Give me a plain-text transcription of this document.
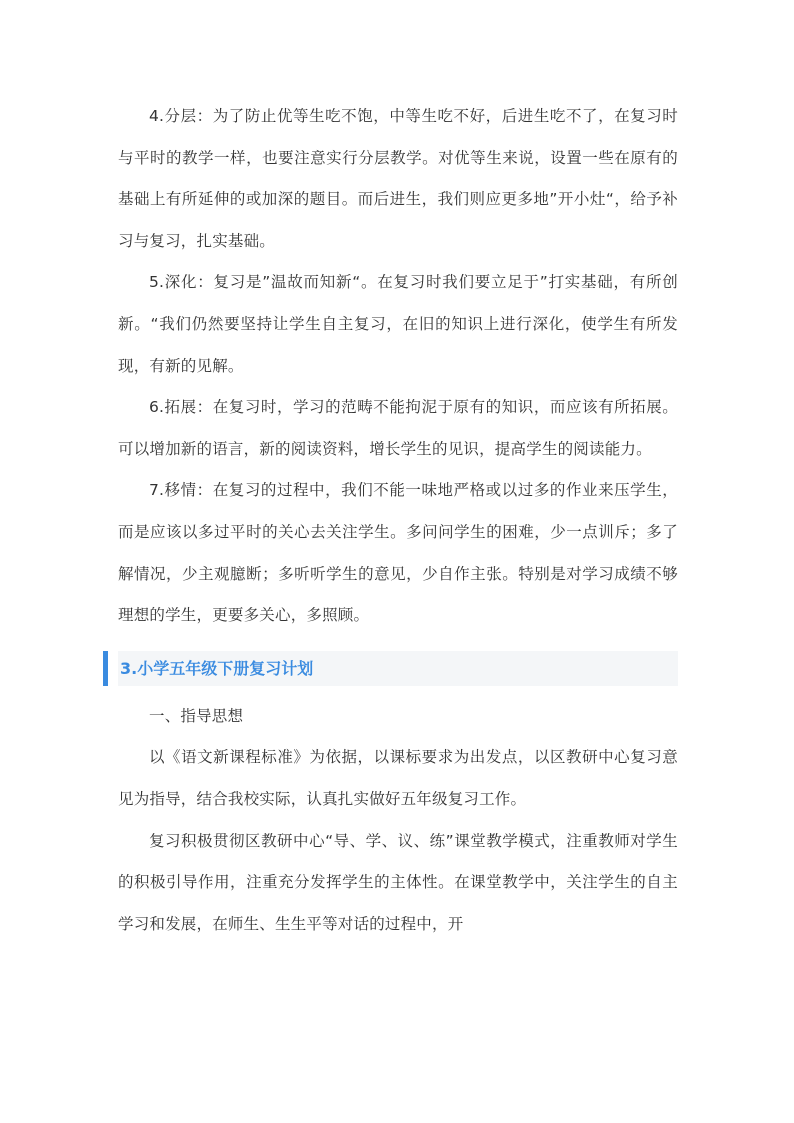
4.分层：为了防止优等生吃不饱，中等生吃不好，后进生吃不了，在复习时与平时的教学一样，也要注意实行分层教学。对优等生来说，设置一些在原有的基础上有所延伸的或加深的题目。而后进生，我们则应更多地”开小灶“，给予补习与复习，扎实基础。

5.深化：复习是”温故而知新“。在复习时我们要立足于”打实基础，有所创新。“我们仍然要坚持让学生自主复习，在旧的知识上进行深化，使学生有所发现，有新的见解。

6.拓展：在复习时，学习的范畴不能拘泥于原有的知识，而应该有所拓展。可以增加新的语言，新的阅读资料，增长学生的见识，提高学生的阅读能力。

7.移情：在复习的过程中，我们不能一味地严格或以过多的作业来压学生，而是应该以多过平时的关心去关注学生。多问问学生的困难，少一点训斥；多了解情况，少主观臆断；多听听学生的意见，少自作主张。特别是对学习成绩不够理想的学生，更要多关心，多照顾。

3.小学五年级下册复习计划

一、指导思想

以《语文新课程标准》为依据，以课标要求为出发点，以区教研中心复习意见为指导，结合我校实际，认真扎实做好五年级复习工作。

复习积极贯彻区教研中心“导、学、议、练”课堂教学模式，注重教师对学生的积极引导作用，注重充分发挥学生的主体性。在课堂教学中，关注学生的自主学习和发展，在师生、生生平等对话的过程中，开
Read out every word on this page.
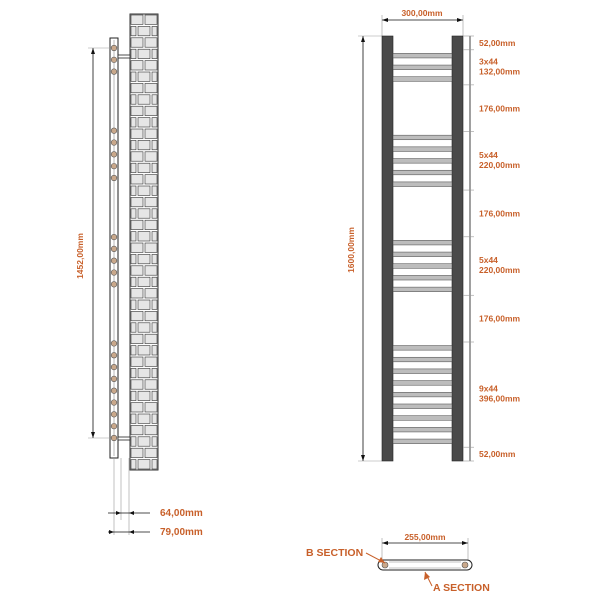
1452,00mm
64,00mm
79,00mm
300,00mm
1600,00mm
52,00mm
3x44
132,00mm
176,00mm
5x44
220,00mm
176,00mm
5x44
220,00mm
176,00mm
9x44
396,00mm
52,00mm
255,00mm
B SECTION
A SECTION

--

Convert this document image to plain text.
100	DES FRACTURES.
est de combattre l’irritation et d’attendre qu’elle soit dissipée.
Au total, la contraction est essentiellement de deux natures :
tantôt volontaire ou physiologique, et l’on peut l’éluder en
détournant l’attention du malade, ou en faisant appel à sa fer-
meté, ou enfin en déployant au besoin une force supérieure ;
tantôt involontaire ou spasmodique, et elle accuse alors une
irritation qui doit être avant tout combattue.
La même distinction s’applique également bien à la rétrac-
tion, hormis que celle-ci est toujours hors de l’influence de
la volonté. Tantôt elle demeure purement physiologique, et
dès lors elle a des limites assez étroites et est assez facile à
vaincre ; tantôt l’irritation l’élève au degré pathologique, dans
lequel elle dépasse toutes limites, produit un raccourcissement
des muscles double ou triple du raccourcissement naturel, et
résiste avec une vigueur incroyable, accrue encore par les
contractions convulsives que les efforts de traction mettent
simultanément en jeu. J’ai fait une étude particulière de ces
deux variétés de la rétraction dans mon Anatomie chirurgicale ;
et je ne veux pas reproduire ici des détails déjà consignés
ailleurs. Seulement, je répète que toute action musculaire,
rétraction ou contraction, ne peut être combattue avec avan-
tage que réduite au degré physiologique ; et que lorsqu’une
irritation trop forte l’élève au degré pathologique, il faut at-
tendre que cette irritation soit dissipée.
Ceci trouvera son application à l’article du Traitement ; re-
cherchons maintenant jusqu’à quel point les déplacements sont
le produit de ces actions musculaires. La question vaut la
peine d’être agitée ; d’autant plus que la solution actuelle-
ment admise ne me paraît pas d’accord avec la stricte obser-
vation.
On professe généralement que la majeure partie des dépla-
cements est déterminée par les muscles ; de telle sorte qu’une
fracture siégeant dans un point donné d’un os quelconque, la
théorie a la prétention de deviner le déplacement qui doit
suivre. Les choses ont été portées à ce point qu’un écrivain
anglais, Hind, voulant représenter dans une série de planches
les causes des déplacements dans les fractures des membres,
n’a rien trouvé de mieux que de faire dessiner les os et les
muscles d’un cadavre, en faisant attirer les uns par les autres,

** Task to complete **
Pull out all lines from the entries above in which the word "irritation" appears.

** Answer to this problem **
est de combattre l’irritation et d’attendre qu’elle soit dissipée.
irritation qui doit être avant tout combattue.
vaincre ; tantôt l’irritation l’élève au degré pathologique, dans
irritation trop forte l’élève au degré pathologique, il faut at-
tendre que cette irritation soit dissipée.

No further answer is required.